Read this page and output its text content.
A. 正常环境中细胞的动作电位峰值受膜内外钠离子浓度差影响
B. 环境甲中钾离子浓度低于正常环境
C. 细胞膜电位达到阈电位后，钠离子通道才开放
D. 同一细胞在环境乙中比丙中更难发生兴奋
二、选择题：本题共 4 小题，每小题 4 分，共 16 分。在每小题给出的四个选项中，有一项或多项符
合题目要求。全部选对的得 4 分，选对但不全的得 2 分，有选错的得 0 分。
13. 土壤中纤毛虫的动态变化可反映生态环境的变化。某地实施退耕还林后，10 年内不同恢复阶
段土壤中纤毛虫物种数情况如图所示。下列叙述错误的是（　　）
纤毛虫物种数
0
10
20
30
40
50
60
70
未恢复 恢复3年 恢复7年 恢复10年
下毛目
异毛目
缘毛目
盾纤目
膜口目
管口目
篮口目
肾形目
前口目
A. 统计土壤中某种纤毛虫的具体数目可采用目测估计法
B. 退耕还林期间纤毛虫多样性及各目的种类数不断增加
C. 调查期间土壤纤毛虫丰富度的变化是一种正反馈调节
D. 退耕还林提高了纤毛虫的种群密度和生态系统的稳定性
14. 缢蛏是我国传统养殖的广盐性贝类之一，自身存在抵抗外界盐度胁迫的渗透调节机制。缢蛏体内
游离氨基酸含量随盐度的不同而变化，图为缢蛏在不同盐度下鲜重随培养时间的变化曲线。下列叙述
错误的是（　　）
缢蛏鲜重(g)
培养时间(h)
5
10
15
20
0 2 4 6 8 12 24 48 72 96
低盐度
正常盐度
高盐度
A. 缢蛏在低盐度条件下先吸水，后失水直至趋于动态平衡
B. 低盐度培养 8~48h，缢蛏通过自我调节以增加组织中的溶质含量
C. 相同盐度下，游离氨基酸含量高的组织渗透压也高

(Exercise objective): Give all of the entries again, word for word.

(Full solution):
Read this page and output its text content.
A. 正常环境中细胞的动作电位峰值受膜内外钠离子浓度差影响
B. 环境甲中钾离子浓度低于正常环境
C. 细胞膜电位达到阈电位后，钠离子通道才开放
D. 同一细胞在环境乙中比丙中更难发生兴奋
二、选择题：本题共 4 小题，每小题 4 分，共 16 分。在每小题给出的四个选项中，有一项或多项符
合题目要求。全部选对的得 4 分，选对但不全的得 2 分，有选错的得 0 分。
13. 土壤中纤毛虫的动态变化可反映生态环境的变化。某地实施退耕还林后，10 年内不同恢复阶
段土壤中纤毛虫物种数情况如图所示。下列叙述错误的是（　　）
纤毛虫物种数
0
10
20
30
40
50
60
70
未恢复 恢复3年 恢复7年 恢复10年
下毛目
异毛目
缘毛目
盾纤目
膜口目
管口目
篮口目
肾形目
前口目
A. 统计土壤中某种纤毛虫的具体数目可采用目测估计法
B. 退耕还林期间纤毛虫多样性及各目的种类数不断增加
C. 调查期间土壤纤毛虫丰富度的变化是一种正反馈调节
D. 退耕还林提高了纤毛虫的种群密度和生态系统的稳定性
14. 缢蛏是我国传统养殖的广盐性贝类之一，自身存在抵抗外界盐度胁迫的渗透调节机制。缢蛏体内
游离氨基酸含量随盐度的不同而变化，图为缢蛏在不同盐度下鲜重随培养时间的变化曲线。下列叙述
错误的是（　　）
缢蛏鲜重(g)
培养时间(h)
5
10
15
20
0 2 4 6 8 12 24 48 72 96
低盐度
正常盐度
高盐度
A. 缢蛏在低盐度条件下先吸水，后失水直至趋于动态平衡
B. 低盐度培养 8~48h，缢蛏通过自我调节以增加组织中的溶质含量
C. 相同盐度下，游离氨基酸含量高的组织渗透压也高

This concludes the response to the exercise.